Provided information:

=====

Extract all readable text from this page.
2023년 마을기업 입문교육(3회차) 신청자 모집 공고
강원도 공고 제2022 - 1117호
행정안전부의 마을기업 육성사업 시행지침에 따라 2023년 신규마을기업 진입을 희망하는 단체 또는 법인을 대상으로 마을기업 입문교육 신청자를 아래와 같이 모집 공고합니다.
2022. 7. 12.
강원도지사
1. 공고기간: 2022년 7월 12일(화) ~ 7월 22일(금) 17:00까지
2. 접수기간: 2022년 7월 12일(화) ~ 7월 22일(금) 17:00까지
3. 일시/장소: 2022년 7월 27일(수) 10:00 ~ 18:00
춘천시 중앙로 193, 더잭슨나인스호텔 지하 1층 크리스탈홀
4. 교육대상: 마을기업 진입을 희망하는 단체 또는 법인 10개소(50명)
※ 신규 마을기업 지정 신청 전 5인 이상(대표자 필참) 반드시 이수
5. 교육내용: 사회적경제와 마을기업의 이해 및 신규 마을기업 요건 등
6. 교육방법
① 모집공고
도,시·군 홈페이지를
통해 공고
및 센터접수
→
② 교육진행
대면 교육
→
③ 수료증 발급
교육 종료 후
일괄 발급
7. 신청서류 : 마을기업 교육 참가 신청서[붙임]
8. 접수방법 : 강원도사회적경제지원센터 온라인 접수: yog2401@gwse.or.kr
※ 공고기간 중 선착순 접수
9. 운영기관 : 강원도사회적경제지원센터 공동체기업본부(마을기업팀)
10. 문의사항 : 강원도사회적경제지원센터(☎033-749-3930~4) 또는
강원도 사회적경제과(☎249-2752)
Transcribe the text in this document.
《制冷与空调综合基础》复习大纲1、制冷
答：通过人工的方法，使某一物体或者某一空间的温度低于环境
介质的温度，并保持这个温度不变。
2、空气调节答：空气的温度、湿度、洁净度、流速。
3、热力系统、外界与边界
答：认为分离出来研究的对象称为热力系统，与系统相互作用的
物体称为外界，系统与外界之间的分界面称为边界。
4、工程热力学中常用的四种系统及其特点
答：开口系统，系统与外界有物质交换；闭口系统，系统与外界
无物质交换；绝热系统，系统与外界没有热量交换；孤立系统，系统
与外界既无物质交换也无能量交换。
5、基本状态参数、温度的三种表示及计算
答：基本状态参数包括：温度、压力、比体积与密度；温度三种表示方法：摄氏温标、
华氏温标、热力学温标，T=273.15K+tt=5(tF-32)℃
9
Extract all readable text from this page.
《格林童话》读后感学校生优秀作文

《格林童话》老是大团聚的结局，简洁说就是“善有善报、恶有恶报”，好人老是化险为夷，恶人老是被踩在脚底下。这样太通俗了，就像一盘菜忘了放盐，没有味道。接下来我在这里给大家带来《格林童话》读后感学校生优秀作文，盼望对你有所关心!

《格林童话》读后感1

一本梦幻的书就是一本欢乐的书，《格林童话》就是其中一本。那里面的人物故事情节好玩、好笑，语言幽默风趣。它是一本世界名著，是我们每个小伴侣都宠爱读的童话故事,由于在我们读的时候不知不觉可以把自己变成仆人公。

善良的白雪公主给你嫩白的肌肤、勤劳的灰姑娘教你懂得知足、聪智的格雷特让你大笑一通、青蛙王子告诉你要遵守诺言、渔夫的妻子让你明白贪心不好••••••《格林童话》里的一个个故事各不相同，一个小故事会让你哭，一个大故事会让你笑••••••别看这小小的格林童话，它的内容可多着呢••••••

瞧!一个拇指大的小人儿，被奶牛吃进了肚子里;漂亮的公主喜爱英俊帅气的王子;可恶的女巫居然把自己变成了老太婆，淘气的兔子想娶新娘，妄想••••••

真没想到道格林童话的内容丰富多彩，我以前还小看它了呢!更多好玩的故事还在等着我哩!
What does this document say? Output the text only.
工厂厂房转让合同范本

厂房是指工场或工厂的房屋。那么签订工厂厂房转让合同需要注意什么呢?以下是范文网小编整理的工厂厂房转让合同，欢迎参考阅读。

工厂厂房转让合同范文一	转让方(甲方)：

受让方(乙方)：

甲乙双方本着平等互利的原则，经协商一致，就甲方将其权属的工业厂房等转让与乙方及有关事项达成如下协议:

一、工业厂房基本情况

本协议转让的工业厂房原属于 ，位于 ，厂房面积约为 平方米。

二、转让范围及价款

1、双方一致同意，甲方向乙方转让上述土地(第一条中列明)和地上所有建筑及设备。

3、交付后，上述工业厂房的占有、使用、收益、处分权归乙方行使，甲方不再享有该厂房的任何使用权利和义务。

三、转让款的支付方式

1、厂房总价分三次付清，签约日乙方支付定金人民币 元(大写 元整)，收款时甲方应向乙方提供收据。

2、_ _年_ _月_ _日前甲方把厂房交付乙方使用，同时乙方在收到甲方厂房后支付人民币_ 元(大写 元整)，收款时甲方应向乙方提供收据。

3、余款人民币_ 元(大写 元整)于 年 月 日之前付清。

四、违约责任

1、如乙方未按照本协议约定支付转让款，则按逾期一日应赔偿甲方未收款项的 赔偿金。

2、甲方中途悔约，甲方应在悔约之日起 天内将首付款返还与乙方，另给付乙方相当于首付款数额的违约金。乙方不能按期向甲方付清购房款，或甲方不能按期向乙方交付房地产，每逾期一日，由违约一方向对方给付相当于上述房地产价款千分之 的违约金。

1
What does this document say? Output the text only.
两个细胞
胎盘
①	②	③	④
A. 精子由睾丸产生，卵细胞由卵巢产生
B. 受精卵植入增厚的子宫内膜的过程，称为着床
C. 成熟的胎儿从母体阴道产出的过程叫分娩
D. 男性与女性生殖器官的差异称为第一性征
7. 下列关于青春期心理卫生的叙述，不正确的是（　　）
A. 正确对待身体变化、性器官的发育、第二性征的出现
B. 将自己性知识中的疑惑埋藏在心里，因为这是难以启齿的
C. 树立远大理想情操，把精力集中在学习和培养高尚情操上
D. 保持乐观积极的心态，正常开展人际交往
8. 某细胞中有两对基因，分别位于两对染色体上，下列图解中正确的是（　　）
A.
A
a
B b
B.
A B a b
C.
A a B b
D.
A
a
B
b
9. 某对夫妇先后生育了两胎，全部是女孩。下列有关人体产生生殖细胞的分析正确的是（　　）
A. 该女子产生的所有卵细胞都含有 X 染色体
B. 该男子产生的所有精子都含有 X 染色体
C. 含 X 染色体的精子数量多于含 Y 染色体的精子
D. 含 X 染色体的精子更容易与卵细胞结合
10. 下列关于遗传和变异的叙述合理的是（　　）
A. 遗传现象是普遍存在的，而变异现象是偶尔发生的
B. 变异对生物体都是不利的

=====

Stated exercise: Return each line of the records above exactly as it reads.

Written solution:
Extract all readable text from this page.
2023년 마을기업 입문교육(3회차) 신청자 모집 공고
강원도 공고 제2022 - 1117호
행정안전부의 마을기업 육성사업 시행지침에 따라 2023년 신규마을기업 진입을 희망하는 단체 또는 법인을 대상으로 마을기업 입문교육 신청자를 아래와 같이 모집 공고합니다.
2022. 7. 12.
강원도지사
1. 공고기간: 2022년 7월 12일(화) ~ 7월 22일(금) 17:00까지
2. 접수기간: 2022년 7월 12일(화) ~ 7월 22일(금) 17:00까지
3. 일시/장소: 2022년 7월 27일(수) 10:00 ~ 18:00
춘천시 중앙로 193, 더잭슨나인스호텔 지하 1층 크리스탈홀
4. 교육대상: 마을기업 진입을 희망하는 단체 또는 법인 10개소(50명)
※ 신규 마을기업 지정 신청 전 5인 이상(대표자 필참) 반드시 이수
5. 교육내용: 사회적경제와 마을기업의 이해 및 신규 마을기업 요건 등
6. 교육방법
① 모집공고
도,시·군 홈페이지를
통해 공고
및 센터접수
→
② 교육진행
대면 교육
→
③ 수료증 발급
교육 종료 후
일괄 발급
7. 신청서류 : 마을기업 교육 참가 신청서[붙임]
8. 접수방법 : 강원도사회적경제지원센터 온라인 접수: yog2401@gwse.or.kr
※ 공고기간 중 선착순 접수
9. 운영기관 : 강원도사회적경제지원센터 공동체기업본부(마을기업팀)
10. 문의사항 : 강원도사회적경제지원센터(☎033-749-3930~4) 또는
강원도 사회적경제과(☎249-2752)
Transcribe the text in this document.
《制冷与空调综合基础》复习大纲1、制冷
答：通过人工的方法，使某一物体或者某一空间的温度低于环境
介质的温度，并保持这个温度不变。
2、空气调节答：空气的温度、湿度、洁净度、流速。
3、热力系统、外界与边界
答：认为分离出来研究的对象称为热力系统，与系统相互作用的
物体称为外界，系统与外界之间的分界面称为边界。
4、工程热力学中常用的四种系统及其特点
答：开口系统，系统与外界有物质交换；闭口系统，系统与外界
无物质交换；绝热系统，系统与外界没有热量交换；孤立系统，系统
与外界既无物质交换也无能量交换。
5、基本状态参数、温度的三种表示及计算
答：基本状态参数包括：温度、压力、比体积与密度；温度三种表示方法：摄氏温标、
华氏温标、热力学温标，T=273.15K+tt=5(tF-32)℃
9
Extract all readable text from this page.
《格林童话》读后感学校生优秀作文

《格林童话》老是大团聚的结局，简洁说就是“善有善报、恶有恶报”，好人老是化险为夷，恶人老是被踩在脚底下。这样太通俗了，就像一盘菜忘了放盐，没有味道。接下来我在这里给大家带来《格林童话》读后感学校生优秀作文，盼望对你有所关心!

《格林童话》读后感1

一本梦幻的书就是一本欢乐的书，《格林童话》就是其中一本。那里面的人物故事情节好玩、好笑，语言幽默风趣。它是一本世界名著，是我们每个小伴侣都宠爱读的童话故事,由于在我们读的时候不知不觉可以把自己变成仆人公。

善良的白雪公主给你嫩白的肌肤、勤劳的灰姑娘教你懂得知足、聪智的格雷特让你大笑一通、青蛙王子告诉你要遵守诺言、渔夫的妻子让你明白贪心不好••••••《格林童话》里的一个个故事各不相同，一个小故事会让你哭，一个大故事会让你笑••••••别看这小小的格林童话，它的内容可多着呢••••••

瞧!一个拇指大的小人儿，被奶牛吃进了肚子里;漂亮的公主喜爱英俊帅气的王子;可恶的女巫居然把自己变成了老太婆，淘气的兔子想娶新娘，妄想••••••

真没想到道格林童话的内容丰富多彩，我以前还小看它了呢!更多好玩的故事还在等着我哩!
What does this document say? Output the text only.
工厂厂房转让合同范本

厂房是指工场或工厂的房屋。那么签订工厂厂房转让合同需要注意什么呢?以下是范文网小编整理的工厂厂房转让合同，欢迎参考阅读。

工厂厂房转让合同范文一	转让方(甲方)：

受让方(乙方)：

甲乙双方本着平等互利的原则，经协商一致，就甲方将其权属的工业厂房等转让与乙方及有关事项达成如下协议:

一、工业厂房基本情况

本协议转让的工业厂房原属于 ，位于 ，厂房面积约为 平方米。

二、转让范围及价款

1、双方一致同意，甲方向乙方转让上述土地(第一条中列明)和地上所有建筑及设备。

3、交付后，上述工业厂房的占有、使用、收益、处分权归乙方行使，甲方不再享有该厂房的任何使用权利和义务。

三、转让款的支付方式

1、厂房总价分三次付清，签约日乙方支付定金人民币 元(大写 元整)，收款时甲方应向乙方提供收据。

2、_ _年_ _月_ _日前甲方把厂房交付乙方使用，同时乙方在收到甲方厂房后支付人民币_ 元(大写 元整)，收款时甲方应向乙方提供收据。

3、余款人民币_ 元(大写 元整)于 年 月 日之前付清。

四、违约责任

1、如乙方未按照本协议约定支付转让款，则按逾期一日应赔偿甲方未收款项的 赔偿金。

2、甲方中途悔约，甲方应在悔约之日起 天内将首付款返还与乙方，另给付乙方相当于首付款数额的违约金。乙方不能按期向甲方付清购房款，或甲方不能按期向乙方交付房地产，每逾期一日，由违约一方向对方给付相当于上述房地产价款千分之 的违约金。

1
What does this document say? Output the text only.
两个细胞
胎盘
①	②	③	④
A. 精子由睾丸产生，卵细胞由卵巢产生
B. 受精卵植入增厚的子宫内膜的过程，称为着床
C. 成熟的胎儿从母体阴道产出的过程叫分娩
D. 男性与女性生殖器官的差异称为第一性征
7. 下列关于青春期心理卫生的叙述，不正确的是（　　）
A. 正确对待身体变化、性器官的发育、第二性征的出现
B. 将自己性知识中的疑惑埋藏在心里，因为这是难以启齿的
C. 树立远大理想情操，把精力集中在学习和培养高尚情操上
D. 保持乐观积极的心态，正常开展人际交往
8. 某细胞中有两对基因，分别位于两对染色体上，下列图解中正确的是（　　）
A.
A
a
B b
B.
A B a b
C.
A a B b
D.
A
a
B
b
9. 某对夫妇先后生育了两胎，全部是女孩。下列有关人体产生生殖细胞的分析正确的是（　　）
A. 该女子产生的所有卵细胞都含有 X 染色体
B. 该男子产生的所有精子都含有 X 染色体
C. 含 X 染色体的精子数量多于含 Y 染色体的精子
D. 含 X 染色体的精子更容易与卵细胞结合
10. 下列关于遗传和变异的叙述合理的是（　　）
A. 遗传现象是普遍存在的，而变异现象是偶尔发生的
B. 变异对生物体都是不利的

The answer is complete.